++++ Data to process

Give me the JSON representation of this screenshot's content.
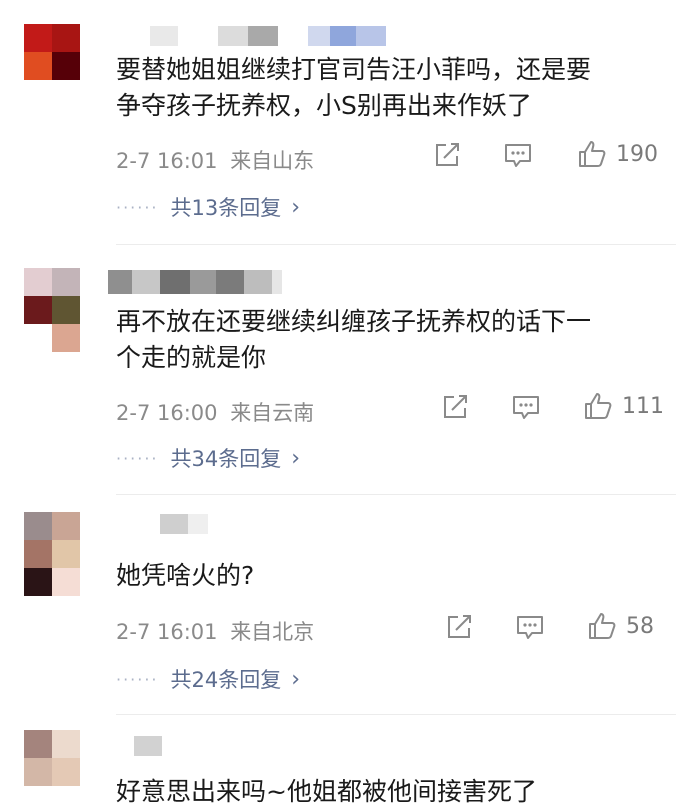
{
  "comments": [
    {
      "text_lines": [
        "要替她姐姐继续打官司告汪小菲吗，还是要",
        "争夺孩子抚养权，小S别再出来作妖了"
      ],
      "time": "2-7 16:01",
      "location": "来自山东",
      "likes": "190",
      "replies": "共13条回复",
      "avatar_colors": [
        "#c21a18",
        "#a81513",
        "#e04d21",
        "#560008"
      ]
    },
    {
      "text_lines": [
        "再不放在还要继续纠缠孩子抚养权的话下一",
        "个走的就是你"
      ],
      "time": "2-7 16:00",
      "location": "来自云南",
      "likes": "111",
      "replies": "共34条回复",
      "avatar_colors": [
        "#e3cdd1",
        "#c3b4b8",
        "#6b1a1c",
        "#5f5532",
        "#ffffff",
        "#dba691"
      ]
    },
    {
      "text_lines": [
        "她凭啥火的?"
      ],
      "time": "2-7 16:01",
      "location": "来自北京",
      "likes": "58",
      "replies": "共24条回复",
      "avatar_colors": [
        "#9a8c8d",
        "#c9a595",
        "#a47466",
        "#e1c6a8",
        "#2a1416",
        "#f5ddd5"
      ]
    },
    {
      "text_lines": [
        "好意思出来吗~他姐都被他间接害死了"
      ],
      "avatar_colors": [
        "#a4847d",
        "#ecdacd",
        "#d3b7a7",
        "#e4c9b5"
      ]
    }
  ],
  "icons": {
    "repost": "repost-icon",
    "comment": "comment-icon",
    "like": "thumbs-up-icon",
    "more": "chevron-right-icon"
  },
  "colors": {
    "text": "#1a1a1a",
    "meta": "#8a8a8a",
    "reply_link": "#5c6c8e",
    "divider": "#ececec"
  }
}
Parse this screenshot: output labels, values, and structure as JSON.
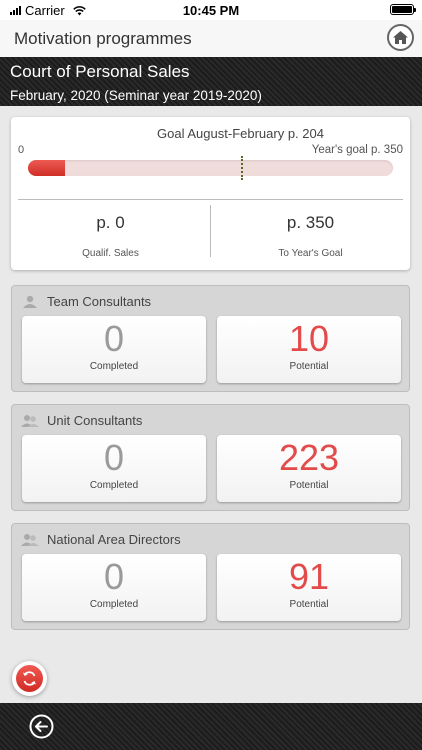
{
  "status_bar": {
    "carrier": "Carrier",
    "time": "10:45 PM"
  },
  "nav": {
    "title": "Motivation programmes",
    "home_icon": "home-icon"
  },
  "header": {
    "title": "Court of Personal Sales",
    "subtitle": "February, 2020 (Seminar year 2019-2020)"
  },
  "goal": {
    "label": "Goal August-February  p. 204",
    "zero": "0",
    "year_goal": "Year's goal  p. 350",
    "progress_fraction": 0.1,
    "goal_fraction": 0.583,
    "qualif_value": "p. 0",
    "qualif_label": "Qualif. Sales",
    "to_goal_value": "p. 350",
    "to_goal_label": "To Year's Goal"
  },
  "panels": [
    {
      "title": "Team Consultants",
      "completed": "0",
      "completed_label": "Completed",
      "potential": "10",
      "potential_label": "Potential"
    },
    {
      "title": "Unit Consultants",
      "completed": "0",
      "completed_label": "Completed",
      "potential": "223",
      "potential_label": "Potential"
    },
    {
      "title": "National Area Directors",
      "completed": "0",
      "completed_label": "Completed",
      "potential": "91",
      "potential_label": "Potential"
    }
  ],
  "colors": {
    "accent_red": "#e34b4b",
    "bar_red": "#d9362e",
    "goal_marker": "#556b22",
    "dark_band": "#222222"
  }
}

++++++++

▸ The request
Check each line of the entries above, and show every one holding the word "location".

▸ Result of this exercise
      "location": "来自山东",
      "location": "来自云南",
      "location": "来自北京",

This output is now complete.